* Start Entries provided *

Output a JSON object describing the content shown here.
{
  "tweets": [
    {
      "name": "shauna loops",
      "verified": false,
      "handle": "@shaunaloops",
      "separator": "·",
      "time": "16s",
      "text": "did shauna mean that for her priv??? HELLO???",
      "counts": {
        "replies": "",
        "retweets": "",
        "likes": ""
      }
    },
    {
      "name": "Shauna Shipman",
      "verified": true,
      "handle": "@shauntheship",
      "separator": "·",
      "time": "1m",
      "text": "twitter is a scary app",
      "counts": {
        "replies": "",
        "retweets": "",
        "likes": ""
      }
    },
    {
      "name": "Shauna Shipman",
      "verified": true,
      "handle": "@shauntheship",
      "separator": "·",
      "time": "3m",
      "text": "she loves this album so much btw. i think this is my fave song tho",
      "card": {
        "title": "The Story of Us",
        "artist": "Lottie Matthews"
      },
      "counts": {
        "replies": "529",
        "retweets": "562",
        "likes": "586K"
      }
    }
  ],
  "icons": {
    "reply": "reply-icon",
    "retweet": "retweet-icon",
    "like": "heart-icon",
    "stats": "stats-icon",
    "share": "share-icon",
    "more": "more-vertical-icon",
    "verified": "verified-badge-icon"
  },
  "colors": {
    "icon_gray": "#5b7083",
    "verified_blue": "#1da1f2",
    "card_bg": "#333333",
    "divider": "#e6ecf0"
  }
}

* End Entries provided *

Exercise aim: Each entry above is to be printed again exactly.

Answer below:
Output a JSON object describing the content shown here.
{
  "tweets": [
    {
      "name": "shauna loops",
      "verified": false,
      "handle": "@shaunaloops",
      "separator": "·",
      "time": "16s",
      "text": "did shauna mean that for her priv??? HELLO???",
      "counts": {
        "replies": "",
        "retweets": "",
        "likes": ""
      }
    },
    {
      "name": "Shauna Shipman",
      "verified": true,
      "handle": "@shauntheship",
      "separator": "·",
      "time": "1m",
      "text": "twitter is a scary app",
      "counts": {
        "replies": "",
        "retweets": "",
        "likes": ""
      }
    },
    {
      "name": "Shauna Shipman",
      "verified": true,
      "handle": "@shauntheship",
      "separator": "·",
      "time": "3m",
      "text": "she loves this album so much btw. i think this is my fave song tho",
      "card": {
        "title": "The Story of Us",
        "artist": "Lottie Matthews"
      },
      "counts": {
        "replies": "529",
        "retweets": "562",
        "likes": "586K"
      }
    }
  ],
  "icons": {
    "reply": "reply-icon",
    "retweet": "retweet-icon",
    "like": "heart-icon",
    "stats": "stats-icon",
    "share": "share-icon",
    "more": "more-vertical-icon",
    "verified": "verified-badge-icon"
  },
  "colors": {
    "icon_gray": "#5b7083",
    "verified_blue": "#1da1f2",
    "card_bg": "#333333",
    "divider": "#e6ecf0"
  }
}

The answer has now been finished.